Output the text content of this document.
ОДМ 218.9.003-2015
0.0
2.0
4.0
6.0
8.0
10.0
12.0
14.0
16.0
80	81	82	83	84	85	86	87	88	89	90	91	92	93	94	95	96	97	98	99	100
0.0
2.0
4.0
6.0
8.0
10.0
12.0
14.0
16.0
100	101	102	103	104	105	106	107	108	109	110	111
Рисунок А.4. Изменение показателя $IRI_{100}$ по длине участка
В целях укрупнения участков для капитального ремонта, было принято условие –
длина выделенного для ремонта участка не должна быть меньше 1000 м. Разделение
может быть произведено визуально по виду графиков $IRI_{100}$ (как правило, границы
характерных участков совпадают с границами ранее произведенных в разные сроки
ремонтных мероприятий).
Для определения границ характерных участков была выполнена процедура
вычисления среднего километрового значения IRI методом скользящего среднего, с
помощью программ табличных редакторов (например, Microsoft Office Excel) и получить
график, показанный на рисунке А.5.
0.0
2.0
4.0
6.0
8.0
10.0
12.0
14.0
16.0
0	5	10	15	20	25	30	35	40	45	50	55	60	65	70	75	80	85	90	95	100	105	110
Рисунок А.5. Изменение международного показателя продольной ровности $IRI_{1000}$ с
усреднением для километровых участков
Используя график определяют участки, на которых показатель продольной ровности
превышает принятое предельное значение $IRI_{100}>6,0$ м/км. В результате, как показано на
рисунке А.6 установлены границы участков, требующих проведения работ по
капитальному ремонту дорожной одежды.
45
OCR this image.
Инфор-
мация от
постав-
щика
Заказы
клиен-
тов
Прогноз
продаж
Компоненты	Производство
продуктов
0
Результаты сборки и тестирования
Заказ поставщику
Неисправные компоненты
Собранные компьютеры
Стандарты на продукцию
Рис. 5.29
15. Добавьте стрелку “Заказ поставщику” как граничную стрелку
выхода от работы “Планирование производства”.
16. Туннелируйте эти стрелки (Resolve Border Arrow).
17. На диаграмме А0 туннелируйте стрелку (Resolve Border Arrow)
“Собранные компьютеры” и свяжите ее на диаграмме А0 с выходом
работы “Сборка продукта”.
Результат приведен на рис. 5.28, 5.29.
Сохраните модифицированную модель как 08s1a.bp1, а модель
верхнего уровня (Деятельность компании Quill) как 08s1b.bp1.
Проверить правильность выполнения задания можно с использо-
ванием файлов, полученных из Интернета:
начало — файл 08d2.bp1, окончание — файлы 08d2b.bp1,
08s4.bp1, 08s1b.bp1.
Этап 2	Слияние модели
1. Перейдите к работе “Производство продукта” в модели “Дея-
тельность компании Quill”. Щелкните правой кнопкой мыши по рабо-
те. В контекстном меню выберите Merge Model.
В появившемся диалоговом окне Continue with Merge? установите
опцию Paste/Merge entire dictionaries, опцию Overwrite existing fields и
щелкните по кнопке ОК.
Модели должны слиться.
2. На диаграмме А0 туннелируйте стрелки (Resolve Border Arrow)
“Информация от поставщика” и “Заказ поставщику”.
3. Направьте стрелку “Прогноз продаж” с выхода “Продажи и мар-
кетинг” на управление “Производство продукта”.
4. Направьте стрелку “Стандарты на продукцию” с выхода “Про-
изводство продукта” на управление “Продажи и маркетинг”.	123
##############################
> Exercise
Write out every entry verbatim.

> Expected answer
Output the text content of this document.
ОДМ 218.9.003-2015
0.0
2.0
4.0
6.0
8.0
10.0
12.0
14.0
16.0
80	81	82	83	84	85	86	87	88	89	90	91	92	93	94	95	96	97	98	99	100
0.0
2.0
4.0
6.0
8.0
10.0
12.0
14.0
16.0
100	101	102	103	104	105	106	107	108	109	110	111
Рисунок А.4. Изменение показателя $IRI_{100}$ по длине участка
В целях укрупнения участков для капитального ремонта, было принято условие –
длина выделенного для ремонта участка не должна быть меньше 1000 м. Разделение
может быть произведено визуально по виду графиков $IRI_{100}$ (как правило, границы
характерных участков совпадают с границами ранее произведенных в разные сроки
ремонтных мероприятий).
Для определения границ характерных участков была выполнена процедура
вычисления среднего километрового значения IRI методом скользящего среднего, с
помощью программ табличных редакторов (например, Microsoft Office Excel) и получить
график, показанный на рисунке А.5.
0.0
2.0
4.0
6.0
8.0
10.0
12.0
14.0
16.0
0	5	10	15	20	25	30	35	40	45	50	55	60	65	70	75	80	85	90	95	100	105	110
Рисунок А.5. Изменение международного показателя продольной ровности $IRI_{1000}$ с
усреднением для километровых участков
Используя график определяют участки, на которых показатель продольной ровности
превышает принятое предельное значение $IRI_{100}>6,0$ м/км. В результате, как показано на
рисунке А.6 установлены границы участков, требующих проведения работ по
капитальному ремонту дорожной одежды.
45
OCR this image.
Инфор-
мация от
постав-
щика
Заказы
клиен-
тов
Прогноз
продаж
Компоненты	Производство
продуктов
0
Результаты сборки и тестирования
Заказ поставщику
Неисправные компоненты
Собранные компьютеры
Стандарты на продукцию
Рис. 5.29
15. Добавьте стрелку “Заказ поставщику” как граничную стрелку
выхода от работы “Планирование производства”.
16. Туннелируйте эти стрелки (Resolve Border Arrow).
17. На диаграмме А0 туннелируйте стрелку (Resolve Border Arrow)
“Собранные компьютеры” и свяжите ее на диаграмме А0 с выходом
работы “Сборка продукта”.
Результат приведен на рис. 5.28, 5.29.
Сохраните модифицированную модель как 08s1a.bp1, а модель
верхнего уровня (Деятельность компании Quill) как 08s1b.bp1.
Проверить правильность выполнения задания можно с использо-
ванием файлов, полученных из Интернета:
начало — файл 08d2.bp1, окончание — файлы 08d2b.bp1,
08s4.bp1, 08s1b.bp1.
Этап 2	Слияние модели
1. Перейдите к работе “Производство продукта” в модели “Дея-
тельность компании Quill”. Щелкните правой кнопкой мыши по рабо-
те. В контекстном меню выберите Merge Model.
В появившемся диалоговом окне Continue with Merge? установите
опцию Paste/Merge entire dictionaries, опцию Overwrite existing fields и
щелкните по кнопке ОК.
Модели должны слиться.
2. На диаграмме А0 туннелируйте стрелки (Resolve Border Arrow)
“Информация от поставщика” и “Заказ поставщику”.
3. Направьте стрелку “Прогноз продаж” с выхода “Продажи и мар-
кетинг” на управление “Производство продукта”.
4. Направьте стрелку “Стандарты на продукцию” с выхода “Про-
изводство продукта” на управление “Продажи и маркетинг”.	123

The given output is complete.